The records below must be transcribed exactly. Do not include the pictures.

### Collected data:
+++
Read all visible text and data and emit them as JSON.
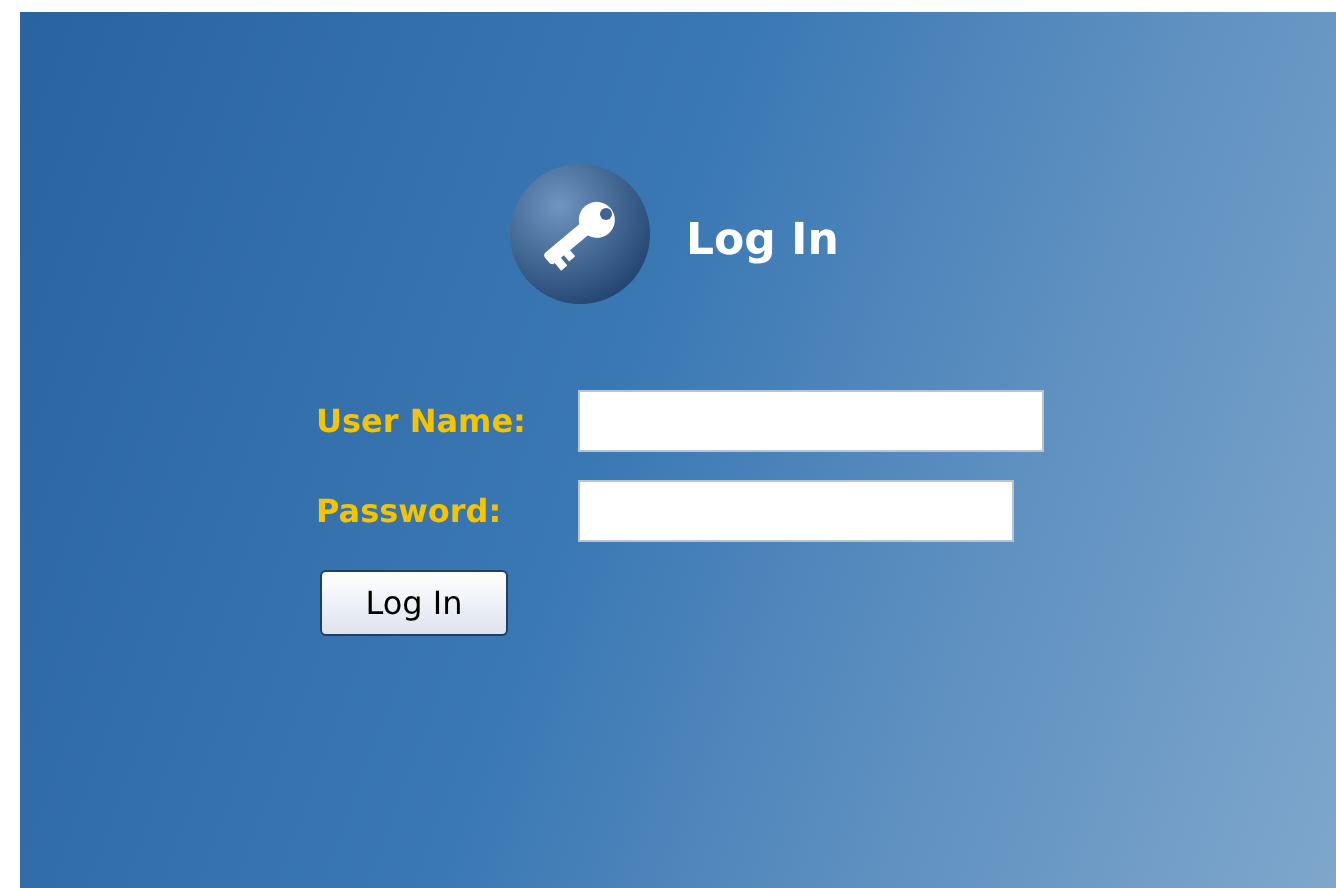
{
  "title": "Log In",
  "fields": [
    {
      "label": "User Name:"
    },
    {
      "label": "Password:"
    }
  ],
  "button": "Log In"
}
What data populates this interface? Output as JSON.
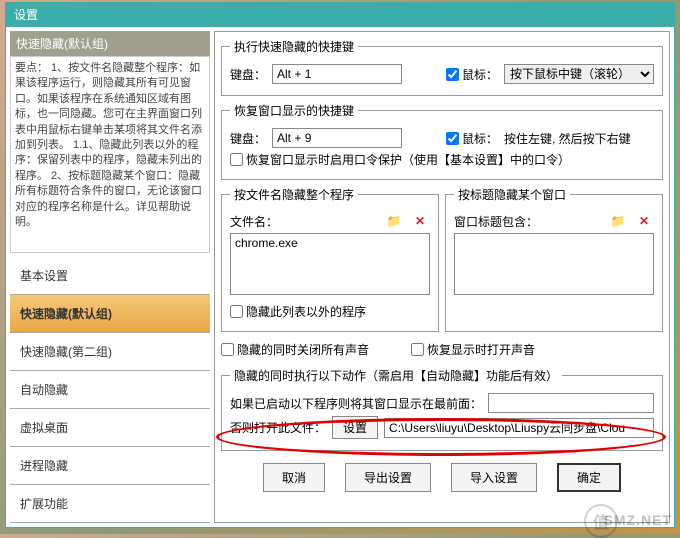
+++
### Answer below:
Read all visible text and data and emit them as JSON.
{
  "title": "Log In",
  "fields": [
    {
      "label": "User Name:"
    },
    {
      "label": "Password:"
    }
  ],
  "button": "Log In"
}
What data populates this interface? Output as JSON.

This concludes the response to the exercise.